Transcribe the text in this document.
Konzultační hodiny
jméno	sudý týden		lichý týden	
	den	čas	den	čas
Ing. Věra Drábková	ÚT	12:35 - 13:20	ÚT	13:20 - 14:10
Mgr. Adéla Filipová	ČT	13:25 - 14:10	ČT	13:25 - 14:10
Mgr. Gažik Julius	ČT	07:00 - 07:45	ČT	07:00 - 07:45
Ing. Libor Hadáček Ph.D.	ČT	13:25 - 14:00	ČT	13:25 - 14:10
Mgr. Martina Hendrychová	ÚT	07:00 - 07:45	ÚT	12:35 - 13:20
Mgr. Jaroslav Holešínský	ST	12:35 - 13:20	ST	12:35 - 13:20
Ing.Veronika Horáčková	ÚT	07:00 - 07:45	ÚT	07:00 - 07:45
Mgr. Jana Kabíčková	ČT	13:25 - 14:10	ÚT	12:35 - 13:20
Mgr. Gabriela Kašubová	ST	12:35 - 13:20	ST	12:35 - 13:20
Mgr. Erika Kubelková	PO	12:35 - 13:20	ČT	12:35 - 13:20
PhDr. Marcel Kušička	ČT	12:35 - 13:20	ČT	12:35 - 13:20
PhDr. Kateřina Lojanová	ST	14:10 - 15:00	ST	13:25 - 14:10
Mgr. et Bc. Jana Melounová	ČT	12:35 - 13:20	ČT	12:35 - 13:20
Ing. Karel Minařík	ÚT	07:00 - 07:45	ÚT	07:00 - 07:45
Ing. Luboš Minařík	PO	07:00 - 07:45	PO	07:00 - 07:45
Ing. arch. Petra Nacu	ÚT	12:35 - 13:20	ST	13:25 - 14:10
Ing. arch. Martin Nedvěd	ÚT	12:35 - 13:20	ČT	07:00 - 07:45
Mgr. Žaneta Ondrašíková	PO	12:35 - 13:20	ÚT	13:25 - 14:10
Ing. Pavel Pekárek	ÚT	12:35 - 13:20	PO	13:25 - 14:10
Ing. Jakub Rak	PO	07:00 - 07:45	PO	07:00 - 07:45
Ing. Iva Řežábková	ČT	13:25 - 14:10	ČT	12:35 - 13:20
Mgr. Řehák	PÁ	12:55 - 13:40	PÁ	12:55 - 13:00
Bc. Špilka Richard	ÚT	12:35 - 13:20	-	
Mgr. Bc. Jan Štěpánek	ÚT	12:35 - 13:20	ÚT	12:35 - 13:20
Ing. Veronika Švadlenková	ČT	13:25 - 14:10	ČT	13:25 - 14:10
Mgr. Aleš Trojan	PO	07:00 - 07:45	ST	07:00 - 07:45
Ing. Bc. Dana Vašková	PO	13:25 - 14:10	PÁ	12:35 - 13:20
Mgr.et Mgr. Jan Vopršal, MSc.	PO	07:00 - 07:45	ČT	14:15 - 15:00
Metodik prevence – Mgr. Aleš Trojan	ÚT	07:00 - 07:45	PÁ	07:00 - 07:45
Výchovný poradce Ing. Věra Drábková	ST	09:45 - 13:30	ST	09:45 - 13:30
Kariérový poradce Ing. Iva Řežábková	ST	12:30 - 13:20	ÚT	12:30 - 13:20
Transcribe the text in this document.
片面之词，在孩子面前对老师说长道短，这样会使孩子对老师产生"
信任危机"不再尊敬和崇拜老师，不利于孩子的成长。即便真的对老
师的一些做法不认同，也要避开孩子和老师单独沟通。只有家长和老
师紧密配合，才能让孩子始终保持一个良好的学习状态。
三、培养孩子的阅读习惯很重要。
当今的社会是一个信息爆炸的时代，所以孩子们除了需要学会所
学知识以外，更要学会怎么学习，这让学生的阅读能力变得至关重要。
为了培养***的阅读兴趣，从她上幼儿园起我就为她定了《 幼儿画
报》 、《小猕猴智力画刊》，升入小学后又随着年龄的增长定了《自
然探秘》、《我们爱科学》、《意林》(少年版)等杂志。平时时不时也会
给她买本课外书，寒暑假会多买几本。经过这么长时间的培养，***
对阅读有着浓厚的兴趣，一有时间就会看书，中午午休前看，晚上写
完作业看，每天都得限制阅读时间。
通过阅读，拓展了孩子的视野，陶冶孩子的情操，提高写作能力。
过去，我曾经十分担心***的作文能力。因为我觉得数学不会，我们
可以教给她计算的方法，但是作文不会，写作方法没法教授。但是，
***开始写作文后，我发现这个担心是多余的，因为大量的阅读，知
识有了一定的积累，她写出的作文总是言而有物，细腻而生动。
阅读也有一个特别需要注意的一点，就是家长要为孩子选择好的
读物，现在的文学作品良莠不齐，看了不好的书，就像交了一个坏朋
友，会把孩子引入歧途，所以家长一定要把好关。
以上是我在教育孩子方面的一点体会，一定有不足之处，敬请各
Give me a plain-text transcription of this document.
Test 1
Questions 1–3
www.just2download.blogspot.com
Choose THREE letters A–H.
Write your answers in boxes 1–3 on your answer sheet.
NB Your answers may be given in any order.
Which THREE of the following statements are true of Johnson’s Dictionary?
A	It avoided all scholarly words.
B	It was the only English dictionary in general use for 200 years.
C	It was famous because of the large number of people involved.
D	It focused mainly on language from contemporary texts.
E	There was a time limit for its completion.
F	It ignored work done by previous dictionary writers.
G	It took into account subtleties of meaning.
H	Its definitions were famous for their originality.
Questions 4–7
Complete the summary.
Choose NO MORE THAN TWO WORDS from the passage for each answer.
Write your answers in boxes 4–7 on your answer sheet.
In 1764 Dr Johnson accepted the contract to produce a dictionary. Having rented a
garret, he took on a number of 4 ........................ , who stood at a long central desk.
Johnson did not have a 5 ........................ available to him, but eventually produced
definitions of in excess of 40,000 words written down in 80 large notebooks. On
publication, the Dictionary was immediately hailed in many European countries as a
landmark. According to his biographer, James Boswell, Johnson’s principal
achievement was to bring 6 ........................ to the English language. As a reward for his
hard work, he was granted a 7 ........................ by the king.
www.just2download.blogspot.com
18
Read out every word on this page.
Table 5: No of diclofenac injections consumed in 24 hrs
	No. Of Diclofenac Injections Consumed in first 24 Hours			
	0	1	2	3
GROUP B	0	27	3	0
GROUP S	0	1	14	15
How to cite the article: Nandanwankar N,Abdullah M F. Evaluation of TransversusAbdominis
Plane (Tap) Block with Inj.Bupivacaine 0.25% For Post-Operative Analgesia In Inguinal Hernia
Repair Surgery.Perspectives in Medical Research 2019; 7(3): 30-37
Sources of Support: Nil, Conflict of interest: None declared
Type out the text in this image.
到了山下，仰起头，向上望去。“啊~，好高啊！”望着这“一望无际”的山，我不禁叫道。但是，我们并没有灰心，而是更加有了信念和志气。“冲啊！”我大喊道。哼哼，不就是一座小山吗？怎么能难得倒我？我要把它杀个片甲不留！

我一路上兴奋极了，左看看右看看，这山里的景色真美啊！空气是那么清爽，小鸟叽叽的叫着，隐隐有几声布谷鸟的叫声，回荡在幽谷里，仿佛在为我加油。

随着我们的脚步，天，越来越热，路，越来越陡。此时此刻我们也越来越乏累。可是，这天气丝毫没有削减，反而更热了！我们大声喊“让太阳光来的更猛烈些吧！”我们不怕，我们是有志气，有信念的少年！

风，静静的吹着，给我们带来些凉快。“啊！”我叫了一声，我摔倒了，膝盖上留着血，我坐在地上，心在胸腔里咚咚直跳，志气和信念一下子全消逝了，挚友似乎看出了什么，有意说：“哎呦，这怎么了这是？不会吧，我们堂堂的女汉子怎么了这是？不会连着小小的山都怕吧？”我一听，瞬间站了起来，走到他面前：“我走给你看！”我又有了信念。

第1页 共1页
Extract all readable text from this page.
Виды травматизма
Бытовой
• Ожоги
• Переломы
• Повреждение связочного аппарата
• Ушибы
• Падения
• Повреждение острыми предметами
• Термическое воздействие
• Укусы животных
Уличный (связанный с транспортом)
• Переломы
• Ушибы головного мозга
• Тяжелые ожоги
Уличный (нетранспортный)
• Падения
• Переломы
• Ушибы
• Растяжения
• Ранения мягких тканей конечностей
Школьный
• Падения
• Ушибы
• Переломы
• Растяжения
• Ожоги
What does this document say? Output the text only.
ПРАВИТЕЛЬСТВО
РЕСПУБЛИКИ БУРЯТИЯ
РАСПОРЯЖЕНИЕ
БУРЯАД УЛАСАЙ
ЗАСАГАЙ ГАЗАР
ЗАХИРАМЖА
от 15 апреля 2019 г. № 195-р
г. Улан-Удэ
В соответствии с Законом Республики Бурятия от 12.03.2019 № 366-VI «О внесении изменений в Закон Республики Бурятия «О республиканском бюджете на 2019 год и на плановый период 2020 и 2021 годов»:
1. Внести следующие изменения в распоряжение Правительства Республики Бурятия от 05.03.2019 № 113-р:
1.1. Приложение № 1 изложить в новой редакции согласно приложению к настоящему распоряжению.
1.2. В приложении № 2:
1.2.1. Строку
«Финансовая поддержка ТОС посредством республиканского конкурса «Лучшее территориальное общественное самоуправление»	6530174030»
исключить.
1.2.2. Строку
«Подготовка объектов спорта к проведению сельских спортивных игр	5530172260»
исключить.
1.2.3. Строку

* [Aim]
Using the records above, find and show each line with the string "large".

* [Completed task]
C	It was famous because of the large number of people involved.
definitions of in excess of 40,000 words written down in 80 large notebooks. On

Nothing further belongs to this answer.